» Work to complete
Output every line exactly as written. Leave out pictures.

[Stored records]
|---|
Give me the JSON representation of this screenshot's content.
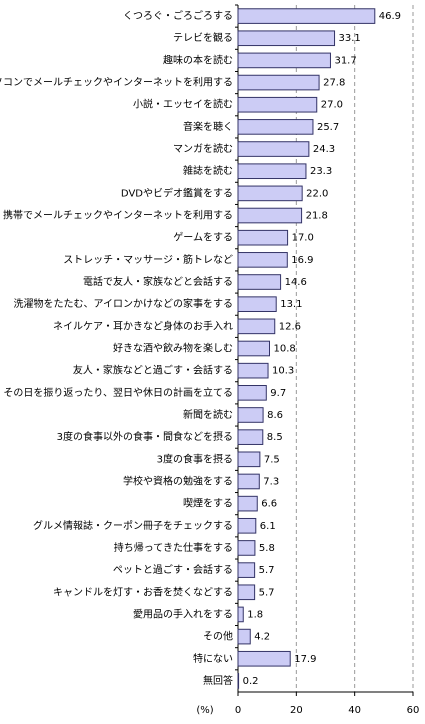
{
  "chart_data": {
    "type": "hbar",
    "x_label": "(%)",
    "categories": [
      "くつろぐ・ごろごろする",
      "テレビを観る",
      "趣味の本を読む",
      "パソコンでメールチェックやインターネットを利用する",
      "小説・エッセイを読む",
      "音楽を聴く",
      "マンガを読む",
      "雑誌を読む",
      "DVDやビデオ鑑賞をする",
      "携帯でメールチェックやインターネットを利用する",
      "ゲームをする",
      "ストレッチ・マッサージ・筋トレなど",
      "電話で友人・家族などと会話する",
      "洗濯物をたたむ、アイロンかけなどの家事をする",
      "ネイルケア・耳かきなど身体のお手入れ",
      "好きな酒や飲み物を楽しむ",
      "友人・家族などと過ごす・会話する",
      "その日を振り返ったり、翌日や休日の計画を立てる",
      "新聞を読む",
      "3度の食事以外の食事・間食などを摂る",
      "3度の食事を摂る",
      "学校や資格の勉強をする",
      "喫煙をする",
      "グルメ情報誌・クーポン冊子をチェックする",
      "持ち帰ってきた仕事をする",
      "ペットと過ごす・会話する",
      "キャンドルを灯す・お香を焚くなどする",
      "愛用品の手入れをする",
      "その他",
      "特にない",
      "無回答"
    ],
    "values": [
      46.9,
      33.1,
      31.7,
      27.8,
      27.0,
      25.7,
      24.3,
      23.3,
      22.0,
      21.8,
      17.0,
      16.9,
      14.6,
      13.1,
      12.6,
      10.8,
      10.3,
      9.7,
      8.6,
      8.5,
      7.5,
      7.3,
      6.6,
      6.1,
      5.8,
      5.7,
      5.7,
      1.8,
      4.2,
      17.9,
      0.2
    ],
    "value_labels": [
      "46.9",
      "33.1",
      "31.7",
      "27.8",
      "27.0",
      "25.7",
      "24.3",
      "23.3",
      "22.0",
      "21.8",
      "17.0",
      "16.9",
      "14.6",
      "13.1",
      "12.6",
      "10.8",
      "10.3",
      "9.7",
      "8.6",
      "8.5",
      "7.5",
      "7.3",
      "6.6",
      "6.1",
      "5.8",
      "5.7",
      "5.7",
      "1.8",
      "4.2",
      "17.9",
      "0.2"
    ],
    "color": "#ccccf5",
    "edge_color": "#333366",
    "xlim": [
      0,
      60
    ],
    "xticks": [
      0,
      20,
      40,
      60
    ],
    "grid": true
  }
}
|---|
» Result below
Give me the JSON representation of this screenshot's content.
{
  "chart_data": {
    "type": "hbar",
    "x_label": "(%)",
    "categories": [
      "くつろぐ・ごろごろする",
      "テレビを観る",
      "趣味の本を読む",
      "パソコンでメールチェックやインターネットを利用する",
      "小説・エッセイを読む",
      "音楽を聴く",
      "マンガを読む",
      "雑誌を読む",
      "DVDやビデオ鑑賞をする",
      "携帯でメールチェックやインターネットを利用する",
      "ゲームをする",
      "ストレッチ・マッサージ・筋トレなど",
      "電話で友人・家族などと会話する",
      "洗濯物をたたむ、アイロンかけなどの家事をする",
      "ネイルケア・耳かきなど身体のお手入れ",
      "好きな酒や飲み物を楽しむ",
      "友人・家族などと過ごす・会話する",
      "その日を振り返ったり、翌日や休日の計画を立てる",
      "新聞を読む",
      "3度の食事以外の食事・間食などを摂る",
      "3度の食事を摂る",
      "学校や資格の勉強をする",
      "喫煙をする",
      "グルメ情報誌・クーポン冊子をチェックする",
      "持ち帰ってきた仕事をする",
      "ペットと過ごす・会話する",
      "キャンドルを灯す・お香を焚くなどする",
      "愛用品の手入れをする",
      "その他",
      "特にない",
      "無回答"
    ],
    "values": [
      46.9,
      33.1,
      31.7,
      27.8,
      27.0,
      25.7,
      24.3,
      23.3,
      22.0,
      21.8,
      17.0,
      16.9,
      14.6,
      13.1,
      12.6,
      10.8,
      10.3,
      9.7,
      8.6,
      8.5,
      7.5,
      7.3,
      6.6,
      6.1,
      5.8,
      5.7,
      5.7,
      1.8,
      4.2,
      17.9,
      0.2
    ],
    "value_labels": [
      "46.9",
      "33.1",
      "31.7",
      "27.8",
      "27.0",
      "25.7",
      "24.3",
      "23.3",
      "22.0",
      "21.8",
      "17.0",
      "16.9",
      "14.6",
      "13.1",
      "12.6",
      "10.8",
      "10.3",
      "9.7",
      "8.6",
      "8.5",
      "7.5",
      "7.3",
      "6.6",
      "6.1",
      "5.8",
      "5.7",
      "5.7",
      "1.8",
      "4.2",
      "17.9",
      "0.2"
    ],
    "color": "#ccccf5",
    "edge_color": "#333366",
    "xlim": [
      0,
      60
    ],
    "xticks": [
      0,
      20,
      40,
      60
    ],
    "grid": true
  }
}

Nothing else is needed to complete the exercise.